[Records from a data source]
** Begin **
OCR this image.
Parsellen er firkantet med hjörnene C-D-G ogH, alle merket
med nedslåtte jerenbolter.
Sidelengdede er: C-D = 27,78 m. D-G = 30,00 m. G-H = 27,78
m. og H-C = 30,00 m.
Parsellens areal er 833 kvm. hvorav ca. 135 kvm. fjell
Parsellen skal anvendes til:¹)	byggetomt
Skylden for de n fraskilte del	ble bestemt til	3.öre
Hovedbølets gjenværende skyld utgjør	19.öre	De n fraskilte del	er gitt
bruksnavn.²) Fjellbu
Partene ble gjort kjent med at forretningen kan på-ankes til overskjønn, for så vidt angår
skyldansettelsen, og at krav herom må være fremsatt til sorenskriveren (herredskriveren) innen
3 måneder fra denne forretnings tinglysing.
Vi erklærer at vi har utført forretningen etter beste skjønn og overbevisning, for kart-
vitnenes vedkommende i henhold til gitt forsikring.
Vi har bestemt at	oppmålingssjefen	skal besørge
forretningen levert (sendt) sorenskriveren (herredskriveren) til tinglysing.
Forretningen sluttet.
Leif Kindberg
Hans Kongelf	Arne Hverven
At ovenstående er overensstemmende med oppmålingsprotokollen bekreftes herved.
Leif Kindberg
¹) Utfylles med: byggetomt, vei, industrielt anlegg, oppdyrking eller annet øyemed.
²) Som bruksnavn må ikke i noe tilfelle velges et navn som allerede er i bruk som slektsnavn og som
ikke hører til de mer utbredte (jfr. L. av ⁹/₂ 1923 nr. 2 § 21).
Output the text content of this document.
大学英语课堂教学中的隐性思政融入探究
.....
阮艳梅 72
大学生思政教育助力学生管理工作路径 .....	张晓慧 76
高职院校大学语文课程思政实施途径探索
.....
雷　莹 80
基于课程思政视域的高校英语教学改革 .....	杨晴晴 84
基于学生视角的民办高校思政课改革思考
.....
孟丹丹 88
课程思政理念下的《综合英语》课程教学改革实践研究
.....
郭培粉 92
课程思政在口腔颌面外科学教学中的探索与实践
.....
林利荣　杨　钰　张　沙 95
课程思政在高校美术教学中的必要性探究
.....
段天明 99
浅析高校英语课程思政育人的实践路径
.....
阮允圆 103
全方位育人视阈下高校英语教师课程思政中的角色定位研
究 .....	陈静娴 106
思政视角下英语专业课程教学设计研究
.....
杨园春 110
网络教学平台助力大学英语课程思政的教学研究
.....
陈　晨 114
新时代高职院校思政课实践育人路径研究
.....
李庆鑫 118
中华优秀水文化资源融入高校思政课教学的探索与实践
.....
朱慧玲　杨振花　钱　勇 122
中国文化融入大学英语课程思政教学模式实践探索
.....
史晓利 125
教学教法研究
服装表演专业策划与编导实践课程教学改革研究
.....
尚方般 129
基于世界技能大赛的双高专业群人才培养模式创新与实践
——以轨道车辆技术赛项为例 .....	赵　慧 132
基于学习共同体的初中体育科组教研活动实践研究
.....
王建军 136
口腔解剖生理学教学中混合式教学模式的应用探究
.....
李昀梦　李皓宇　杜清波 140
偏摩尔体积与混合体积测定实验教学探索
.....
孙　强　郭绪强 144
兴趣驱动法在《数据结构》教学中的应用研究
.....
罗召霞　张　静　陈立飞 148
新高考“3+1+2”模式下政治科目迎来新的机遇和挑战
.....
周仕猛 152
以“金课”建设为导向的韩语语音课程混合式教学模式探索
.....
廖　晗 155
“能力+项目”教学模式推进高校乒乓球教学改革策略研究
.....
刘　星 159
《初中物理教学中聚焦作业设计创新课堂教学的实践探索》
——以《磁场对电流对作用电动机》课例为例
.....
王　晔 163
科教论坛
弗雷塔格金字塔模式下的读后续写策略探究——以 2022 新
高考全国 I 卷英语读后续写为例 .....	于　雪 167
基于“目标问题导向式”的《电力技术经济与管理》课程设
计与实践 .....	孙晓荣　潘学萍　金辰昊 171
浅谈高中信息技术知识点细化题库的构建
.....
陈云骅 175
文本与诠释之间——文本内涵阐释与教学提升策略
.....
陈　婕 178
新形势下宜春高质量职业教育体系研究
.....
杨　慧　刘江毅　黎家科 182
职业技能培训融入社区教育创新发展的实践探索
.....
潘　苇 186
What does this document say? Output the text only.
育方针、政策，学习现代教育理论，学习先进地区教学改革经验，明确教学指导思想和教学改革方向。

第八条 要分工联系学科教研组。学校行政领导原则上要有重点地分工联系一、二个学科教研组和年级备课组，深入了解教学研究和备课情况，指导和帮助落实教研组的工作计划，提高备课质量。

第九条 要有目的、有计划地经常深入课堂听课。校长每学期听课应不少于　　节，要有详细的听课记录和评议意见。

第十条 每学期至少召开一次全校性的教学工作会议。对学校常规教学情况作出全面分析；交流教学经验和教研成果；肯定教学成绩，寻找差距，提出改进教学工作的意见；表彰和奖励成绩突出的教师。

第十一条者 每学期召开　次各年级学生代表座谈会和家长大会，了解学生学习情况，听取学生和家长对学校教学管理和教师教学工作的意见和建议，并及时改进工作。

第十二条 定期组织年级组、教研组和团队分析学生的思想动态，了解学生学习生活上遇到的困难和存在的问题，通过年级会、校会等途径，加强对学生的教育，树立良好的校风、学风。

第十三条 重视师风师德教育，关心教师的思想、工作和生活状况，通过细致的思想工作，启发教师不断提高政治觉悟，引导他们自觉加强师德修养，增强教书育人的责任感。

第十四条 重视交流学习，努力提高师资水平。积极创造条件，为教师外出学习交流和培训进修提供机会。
** End **
WRITTEN REQUEST
Write out every entry above, word for word.

EXERCISE ANSWER
OCR this image.
Parsellen er firkantet med hjörnene C-D-G ogH, alle merket
med nedslåtte jerenbolter.
Sidelengdede er: C-D = 27,78 m. D-G = 30,00 m. G-H = 27,78
m. og H-C = 30,00 m.
Parsellens areal er 833 kvm. hvorav ca. 135 kvm. fjell
Parsellen skal anvendes til:¹)	byggetomt
Skylden for de n fraskilte del	ble bestemt til	3.öre
Hovedbølets gjenværende skyld utgjør	19.öre	De n fraskilte del	er gitt
bruksnavn.²) Fjellbu
Partene ble gjort kjent med at forretningen kan på-ankes til overskjønn, for så vidt angår
skyldansettelsen, og at krav herom må være fremsatt til sorenskriveren (herredskriveren) innen
3 måneder fra denne forretnings tinglysing.
Vi erklærer at vi har utført forretningen etter beste skjønn og overbevisning, for kart-
vitnenes vedkommende i henhold til gitt forsikring.
Vi har bestemt at	oppmålingssjefen	skal besørge
forretningen levert (sendt) sorenskriveren (herredskriveren) til tinglysing.
Forretningen sluttet.
Leif Kindberg
Hans Kongelf	Arne Hverven
At ovenstående er overensstemmende med oppmålingsprotokollen bekreftes herved.
Leif Kindberg
¹) Utfylles med: byggetomt, vei, industrielt anlegg, oppdyrking eller annet øyemed.
²) Som bruksnavn må ikke i noe tilfelle velges et navn som allerede er i bruk som slektsnavn og som
ikke hører til de mer utbredte (jfr. L. av ⁹/₂ 1923 nr. 2 § 21).
Output the text content of this document.
大学英语课堂教学中的隐性思政融入探究
.....
阮艳梅 72
大学生思政教育助力学生管理工作路径 .....	张晓慧 76
高职院校大学语文课程思政实施途径探索
.....
雷　莹 80
基于课程思政视域的高校英语教学改革 .....	杨晴晴 84
基于学生视角的民办高校思政课改革思考
.....
孟丹丹 88
课程思政理念下的《综合英语》课程教学改革实践研究
.....
郭培粉 92
课程思政在口腔颌面外科学教学中的探索与实践
.....
林利荣　杨　钰　张　沙 95
课程思政在高校美术教学中的必要性探究
.....
段天明 99
浅析高校英语课程思政育人的实践路径
.....
阮允圆 103
全方位育人视阈下高校英语教师课程思政中的角色定位研
究 .....	陈静娴 106
思政视角下英语专业课程教学设计研究
.....
杨园春 110
网络教学平台助力大学英语课程思政的教学研究
.....
陈　晨 114
新时代高职院校思政课实践育人路径研究
.....
李庆鑫 118
中华优秀水文化资源融入高校思政课教学的探索与实践
.....
朱慧玲　杨振花　钱　勇 122
中国文化融入大学英语课程思政教学模式实践探索
.....
史晓利 125
教学教法研究
服装表演专业策划与编导实践课程教学改革研究
.....
尚方般 129
基于世界技能大赛的双高专业群人才培养模式创新与实践
——以轨道车辆技术赛项为例 .....	赵　慧 132
基于学习共同体的初中体育科组教研活动实践研究
.....
王建军 136
口腔解剖生理学教学中混合式教学模式的应用探究
.....
李昀梦　李皓宇　杜清波 140
偏摩尔体积与混合体积测定实验教学探索
.....
孙　强　郭绪强 144
兴趣驱动法在《数据结构》教学中的应用研究
.....
罗召霞　张　静　陈立飞 148
新高考“3+1+2”模式下政治科目迎来新的机遇和挑战
.....
周仕猛 152
以“金课”建设为导向的韩语语音课程混合式教学模式探索
.....
廖　晗 155
“能力+项目”教学模式推进高校乒乓球教学改革策略研究
.....
刘　星 159
《初中物理教学中聚焦作业设计创新课堂教学的实践探索》
——以《磁场对电流对作用电动机》课例为例
.....
王　晔 163
科教论坛
弗雷塔格金字塔模式下的读后续写策略探究——以 2022 新
高考全国 I 卷英语读后续写为例 .....	于　雪 167
基于“目标问题导向式”的《电力技术经济与管理》课程设
计与实践 .....	孙晓荣　潘学萍　金辰昊 171
浅谈高中信息技术知识点细化题库的构建
.....
陈云骅 175
文本与诠释之间——文本内涵阐释与教学提升策略
.....
陈　婕 178
新形势下宜春高质量职业教育体系研究
.....
杨　慧　刘江毅　黎家科 182
职业技能培训融入社区教育创新发展的实践探索
.....
潘　苇 186
What does this document say? Output the text only.
育方针、政策，学习现代教育理论，学习先进地区教学改革经验，明确教学指导思想和教学改革方向。

第八条 要分工联系学科教研组。学校行政领导原则上要有重点地分工联系一、二个学科教研组和年级备课组，深入了解教学研究和备课情况，指导和帮助落实教研组的工作计划，提高备课质量。

第九条 要有目的、有计划地经常深入课堂听课。校长每学期听课应不少于　　节，要有详细的听课记录和评议意见。

第十条 每学期至少召开一次全校性的教学工作会议。对学校常规教学情况作出全面分析；交流教学经验和教研成果；肯定教学成绩，寻找差距，提出改进教学工作的意见；表彰和奖励成绩突出的教师。

第十一条者 每学期召开　次各年级学生代表座谈会和家长大会，了解学生学习情况，听取学生和家长对学校教学管理和教师教学工作的意见和建议，并及时改进工作。

第十二条 定期组织年级组、教研组和团队分析学生的思想动态，了解学生学习生活上遇到的困难和存在的问题，通过年级会、校会等途径，加强对学生的教育，树立良好的校风、学风。

第十三条 重视师风师德教育，关心教师的思想、工作和生活状况，通过细致的思想工作，启发教师不断提高政治觉悟，引导他们自觉加强师德修养，增强教书育人的责任感。

第十四条 重视交流学习，努力提高师资水平。积极创造条件，为教师外出学习交流和培训进修提供机会。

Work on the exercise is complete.